[Stored entries]
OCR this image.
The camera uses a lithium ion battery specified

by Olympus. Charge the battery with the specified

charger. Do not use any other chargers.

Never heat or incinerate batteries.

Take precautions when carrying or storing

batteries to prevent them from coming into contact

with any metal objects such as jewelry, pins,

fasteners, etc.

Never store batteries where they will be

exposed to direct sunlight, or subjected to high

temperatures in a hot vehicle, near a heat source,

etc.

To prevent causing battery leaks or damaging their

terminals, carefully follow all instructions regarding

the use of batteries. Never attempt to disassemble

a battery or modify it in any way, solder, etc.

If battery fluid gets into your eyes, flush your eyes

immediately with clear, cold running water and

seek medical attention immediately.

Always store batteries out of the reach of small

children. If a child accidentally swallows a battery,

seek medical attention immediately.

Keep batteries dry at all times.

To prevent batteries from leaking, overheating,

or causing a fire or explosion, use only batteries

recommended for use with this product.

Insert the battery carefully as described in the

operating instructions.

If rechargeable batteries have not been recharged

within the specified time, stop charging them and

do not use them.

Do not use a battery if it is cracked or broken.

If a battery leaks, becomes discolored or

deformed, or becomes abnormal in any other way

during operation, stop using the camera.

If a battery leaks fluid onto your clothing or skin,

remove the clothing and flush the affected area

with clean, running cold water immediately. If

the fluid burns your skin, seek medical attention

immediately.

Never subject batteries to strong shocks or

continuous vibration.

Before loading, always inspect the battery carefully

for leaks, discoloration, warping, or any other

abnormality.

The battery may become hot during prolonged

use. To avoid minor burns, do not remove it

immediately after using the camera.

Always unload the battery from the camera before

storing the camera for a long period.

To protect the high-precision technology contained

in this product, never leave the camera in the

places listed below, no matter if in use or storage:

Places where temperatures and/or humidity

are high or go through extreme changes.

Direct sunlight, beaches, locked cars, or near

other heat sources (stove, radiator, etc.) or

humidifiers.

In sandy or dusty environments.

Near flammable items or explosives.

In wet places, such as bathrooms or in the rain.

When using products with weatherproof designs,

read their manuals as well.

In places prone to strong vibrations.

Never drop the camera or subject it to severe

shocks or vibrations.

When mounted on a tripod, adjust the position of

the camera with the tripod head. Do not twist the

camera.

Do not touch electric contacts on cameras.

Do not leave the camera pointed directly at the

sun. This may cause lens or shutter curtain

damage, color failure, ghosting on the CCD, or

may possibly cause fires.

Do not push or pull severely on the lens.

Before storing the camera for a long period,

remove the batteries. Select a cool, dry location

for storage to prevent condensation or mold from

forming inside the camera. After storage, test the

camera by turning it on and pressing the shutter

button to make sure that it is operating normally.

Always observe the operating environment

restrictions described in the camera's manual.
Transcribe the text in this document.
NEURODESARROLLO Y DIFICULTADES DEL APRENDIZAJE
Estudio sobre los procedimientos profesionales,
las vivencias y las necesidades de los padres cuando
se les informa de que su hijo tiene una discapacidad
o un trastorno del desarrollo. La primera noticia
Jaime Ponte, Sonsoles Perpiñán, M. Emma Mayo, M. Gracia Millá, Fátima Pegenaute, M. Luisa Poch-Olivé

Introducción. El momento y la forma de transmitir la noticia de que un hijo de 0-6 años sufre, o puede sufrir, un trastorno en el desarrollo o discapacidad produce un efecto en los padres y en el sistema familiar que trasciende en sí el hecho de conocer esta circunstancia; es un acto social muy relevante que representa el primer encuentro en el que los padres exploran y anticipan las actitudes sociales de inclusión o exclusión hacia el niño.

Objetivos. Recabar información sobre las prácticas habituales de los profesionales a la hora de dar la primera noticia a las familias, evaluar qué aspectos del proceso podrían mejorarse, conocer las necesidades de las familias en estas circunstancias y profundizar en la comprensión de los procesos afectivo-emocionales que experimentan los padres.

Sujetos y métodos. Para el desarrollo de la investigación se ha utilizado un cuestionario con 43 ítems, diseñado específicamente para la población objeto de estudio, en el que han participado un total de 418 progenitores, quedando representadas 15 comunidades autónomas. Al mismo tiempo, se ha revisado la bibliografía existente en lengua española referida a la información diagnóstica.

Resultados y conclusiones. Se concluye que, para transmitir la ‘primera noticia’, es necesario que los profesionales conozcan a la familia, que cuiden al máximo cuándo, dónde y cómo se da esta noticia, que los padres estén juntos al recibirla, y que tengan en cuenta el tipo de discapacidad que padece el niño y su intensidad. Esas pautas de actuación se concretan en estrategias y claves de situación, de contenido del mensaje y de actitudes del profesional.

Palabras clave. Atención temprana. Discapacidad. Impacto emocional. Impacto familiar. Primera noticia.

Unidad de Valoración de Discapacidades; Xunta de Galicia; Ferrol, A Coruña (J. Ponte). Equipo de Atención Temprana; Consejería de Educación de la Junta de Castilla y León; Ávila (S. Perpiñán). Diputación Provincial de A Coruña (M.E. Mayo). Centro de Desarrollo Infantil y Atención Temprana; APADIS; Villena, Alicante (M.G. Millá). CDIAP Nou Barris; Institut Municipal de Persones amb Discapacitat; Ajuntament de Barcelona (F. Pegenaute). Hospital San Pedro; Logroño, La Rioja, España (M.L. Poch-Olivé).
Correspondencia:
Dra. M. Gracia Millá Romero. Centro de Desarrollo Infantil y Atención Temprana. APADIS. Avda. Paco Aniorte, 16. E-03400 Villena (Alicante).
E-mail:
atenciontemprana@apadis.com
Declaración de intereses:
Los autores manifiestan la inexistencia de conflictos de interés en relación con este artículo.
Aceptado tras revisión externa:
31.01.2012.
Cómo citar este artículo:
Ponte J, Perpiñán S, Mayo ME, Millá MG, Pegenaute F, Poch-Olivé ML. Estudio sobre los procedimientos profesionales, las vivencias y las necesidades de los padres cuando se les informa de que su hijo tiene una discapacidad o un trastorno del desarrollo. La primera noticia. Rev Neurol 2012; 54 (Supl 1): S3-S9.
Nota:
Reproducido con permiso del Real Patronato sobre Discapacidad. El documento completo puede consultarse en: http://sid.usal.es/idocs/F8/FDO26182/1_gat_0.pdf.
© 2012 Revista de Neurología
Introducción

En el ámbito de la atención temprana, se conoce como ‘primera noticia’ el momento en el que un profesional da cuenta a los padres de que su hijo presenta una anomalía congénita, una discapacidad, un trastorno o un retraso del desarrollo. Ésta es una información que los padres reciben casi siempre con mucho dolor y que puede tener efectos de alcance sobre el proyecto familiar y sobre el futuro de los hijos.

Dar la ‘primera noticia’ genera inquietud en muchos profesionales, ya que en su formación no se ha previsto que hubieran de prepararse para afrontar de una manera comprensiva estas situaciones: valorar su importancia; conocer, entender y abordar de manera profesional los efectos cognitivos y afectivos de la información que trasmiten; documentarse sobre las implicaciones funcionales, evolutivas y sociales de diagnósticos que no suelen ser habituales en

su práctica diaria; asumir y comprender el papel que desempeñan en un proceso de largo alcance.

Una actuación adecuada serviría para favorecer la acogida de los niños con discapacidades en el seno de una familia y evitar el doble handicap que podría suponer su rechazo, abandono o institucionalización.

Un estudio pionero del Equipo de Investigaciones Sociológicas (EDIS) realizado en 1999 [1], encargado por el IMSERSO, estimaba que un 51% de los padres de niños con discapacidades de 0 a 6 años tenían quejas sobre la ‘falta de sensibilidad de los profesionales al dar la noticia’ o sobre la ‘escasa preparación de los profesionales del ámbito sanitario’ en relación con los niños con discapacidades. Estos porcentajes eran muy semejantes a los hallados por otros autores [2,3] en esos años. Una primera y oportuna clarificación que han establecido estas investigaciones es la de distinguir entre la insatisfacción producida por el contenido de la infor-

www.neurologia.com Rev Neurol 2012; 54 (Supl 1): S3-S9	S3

EXERCISE GOAL:
Scan the material above for the string "described" and report each line where you find it.

THE REPLY:
Insert the battery carefully as described in the
restrictions described in the camera's manual.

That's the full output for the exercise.